#### Stored data

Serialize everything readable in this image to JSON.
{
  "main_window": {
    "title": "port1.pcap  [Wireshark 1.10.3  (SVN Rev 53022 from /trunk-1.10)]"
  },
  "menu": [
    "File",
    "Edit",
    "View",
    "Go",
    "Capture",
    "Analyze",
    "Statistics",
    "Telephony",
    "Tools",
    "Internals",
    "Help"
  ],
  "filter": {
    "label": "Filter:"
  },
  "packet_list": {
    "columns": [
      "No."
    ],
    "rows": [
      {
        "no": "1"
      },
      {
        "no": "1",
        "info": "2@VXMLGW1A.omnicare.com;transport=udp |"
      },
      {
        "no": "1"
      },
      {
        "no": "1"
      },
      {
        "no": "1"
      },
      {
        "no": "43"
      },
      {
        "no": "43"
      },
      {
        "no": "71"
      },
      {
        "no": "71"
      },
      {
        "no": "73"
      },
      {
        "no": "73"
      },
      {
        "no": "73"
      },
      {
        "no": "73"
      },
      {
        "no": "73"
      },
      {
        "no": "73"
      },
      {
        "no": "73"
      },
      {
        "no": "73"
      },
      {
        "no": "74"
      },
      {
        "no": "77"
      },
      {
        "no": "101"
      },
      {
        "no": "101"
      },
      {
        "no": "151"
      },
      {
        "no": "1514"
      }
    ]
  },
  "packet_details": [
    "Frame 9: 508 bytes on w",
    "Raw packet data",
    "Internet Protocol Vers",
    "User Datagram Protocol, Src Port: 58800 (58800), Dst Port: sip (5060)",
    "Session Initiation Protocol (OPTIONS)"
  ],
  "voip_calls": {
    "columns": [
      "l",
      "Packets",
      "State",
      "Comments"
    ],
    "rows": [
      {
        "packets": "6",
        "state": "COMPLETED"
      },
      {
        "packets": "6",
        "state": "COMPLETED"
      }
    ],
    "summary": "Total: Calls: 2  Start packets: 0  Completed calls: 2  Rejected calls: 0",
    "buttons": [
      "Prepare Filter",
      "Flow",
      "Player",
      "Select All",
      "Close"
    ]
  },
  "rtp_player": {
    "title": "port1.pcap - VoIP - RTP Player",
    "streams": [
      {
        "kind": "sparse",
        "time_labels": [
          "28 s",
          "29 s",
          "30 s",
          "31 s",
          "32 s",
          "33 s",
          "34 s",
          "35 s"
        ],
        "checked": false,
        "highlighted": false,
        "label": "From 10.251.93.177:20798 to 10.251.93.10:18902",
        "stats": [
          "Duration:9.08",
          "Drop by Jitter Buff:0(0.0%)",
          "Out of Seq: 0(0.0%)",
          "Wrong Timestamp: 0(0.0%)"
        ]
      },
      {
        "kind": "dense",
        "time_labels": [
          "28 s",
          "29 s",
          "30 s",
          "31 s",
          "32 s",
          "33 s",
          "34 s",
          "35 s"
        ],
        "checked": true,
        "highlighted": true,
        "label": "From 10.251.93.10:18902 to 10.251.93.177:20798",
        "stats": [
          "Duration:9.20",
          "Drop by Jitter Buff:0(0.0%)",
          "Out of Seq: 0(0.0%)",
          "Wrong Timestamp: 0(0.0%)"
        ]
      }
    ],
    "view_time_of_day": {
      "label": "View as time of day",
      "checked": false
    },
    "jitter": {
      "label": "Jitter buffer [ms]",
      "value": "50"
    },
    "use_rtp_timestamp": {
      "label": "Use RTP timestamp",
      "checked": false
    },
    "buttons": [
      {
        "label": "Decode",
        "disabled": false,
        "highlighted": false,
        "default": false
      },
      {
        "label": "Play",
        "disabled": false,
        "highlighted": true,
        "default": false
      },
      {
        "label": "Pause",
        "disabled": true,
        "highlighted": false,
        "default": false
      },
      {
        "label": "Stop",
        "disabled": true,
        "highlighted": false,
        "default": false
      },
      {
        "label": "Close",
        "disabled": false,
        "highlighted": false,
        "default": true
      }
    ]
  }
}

#### Goal of the exercise
Each line of the material above needs to be quoted exactly, please.

#### Output of the task
Serialize everything readable in this image to JSON.
{
  "main_window": {
    "title": "port1.pcap  [Wireshark 1.10.3  (SVN Rev 53022 from /trunk-1.10)]"
  },
  "menu": [
    "File",
    "Edit",
    "View",
    "Go",
    "Capture",
    "Analyze",
    "Statistics",
    "Telephony",
    "Tools",
    "Internals",
    "Help"
  ],
  "filter": {
    "label": "Filter:"
  },
  "packet_list": {
    "columns": [
      "No."
    ],
    "rows": [
      {
        "no": "1"
      },
      {
        "no": "1",
        "info": "2@VXMLGW1A.omnicare.com;transport=udp |"
      },
      {
        "no": "1"
      },
      {
        "no": "1"
      },
      {
        "no": "1"
      },
      {
        "no": "43"
      },
      {
        "no": "43"
      },
      {
        "no": "71"
      },
      {
        "no": "71"
      },
      {
        "no": "73"
      },
      {
        "no": "73"
      },
      {
        "no": "73"
      },
      {
        "no": "73"
      },
      {
        "no": "73"
      },
      {
        "no": "73"
      },
      {
        "no": "73"
      },
      {
        "no": "73"
      },
      {
        "no": "74"
      },
      {
        "no": "77"
      },
      {
        "no": "101"
      },
      {
        "no": "101"
      },
      {
        "no": "151"
      },
      {
        "no": "1514"
      }
    ]
  },
  "packet_details": [
    "Frame 9: 508 bytes on w",
    "Raw packet data",
    "Internet Protocol Vers",
    "User Datagram Protocol, Src Port: 58800 (58800), Dst Port: sip (5060)",
    "Session Initiation Protocol (OPTIONS)"
  ],
  "voip_calls": {
    "columns": [
      "l",
      "Packets",
      "State",
      "Comments"
    ],
    "rows": [
      {
        "packets": "6",
        "state": "COMPLETED"
      },
      {
        "packets": "6",
        "state": "COMPLETED"
      }
    ],
    "summary": "Total: Calls: 2  Start packets: 0  Completed calls: 2  Rejected calls: 0",
    "buttons": [
      "Prepare Filter",
      "Flow",
      "Player",
      "Select All",
      "Close"
    ]
  },
  "rtp_player": {
    "title": "port1.pcap - VoIP - RTP Player",
    "streams": [
      {
        "kind": "sparse",
        "time_labels": [
          "28 s",
          "29 s",
          "30 s",
          "31 s",
          "32 s",
          "33 s",
          "34 s",
          "35 s"
        ],
        "checked": false,
        "highlighted": false,
        "label": "From 10.251.93.177:20798 to 10.251.93.10:18902",
        "stats": [
          "Duration:9.08",
          "Drop by Jitter Buff:0(0.0%)",
          "Out of Seq: 0(0.0%)",
          "Wrong Timestamp: 0(0.0%)"
        ]
      },
      {
        "kind": "dense",
        "time_labels": [
          "28 s",
          "29 s",
          "30 s",
          "31 s",
          "32 s",
          "33 s",
          "34 s",
          "35 s"
        ],
        "checked": true,
        "highlighted": true,
        "label": "From 10.251.93.10:18902 to 10.251.93.177:20798",
        "stats": [
          "Duration:9.20",
          "Drop by Jitter Buff:0(0.0%)",
          "Out of Seq: 0(0.0%)",
          "Wrong Timestamp: 0(0.0%)"
        ]
      }
    ],
    "view_time_of_day": {
      "label": "View as time of day",
      "checked": false
    },
    "jitter": {
      "label": "Jitter buffer [ms]",
      "value": "50"
    },
    "use_rtp_timestamp": {
      "label": "Use RTP timestamp",
      "checked": false
    },
    "buttons": [
      {
        "label": "Decode",
        "disabled": false,
        "highlighted": false,
        "default": false
      },
      {
        "label": "Play",
        "disabled": false,
        "highlighted": true,
        "default": false
      },
      {
        "label": "Pause",
        "disabled": true,
        "highlighted": false,
        "default": false
      },
      {
        "label": "Stop",
        "disabled": true,
        "highlighted": false,
        "default": false
      },
      {
        "label": "Close",
        "disabled": false,
        "highlighted": false,
        "default": true
      }
    ]
  }
}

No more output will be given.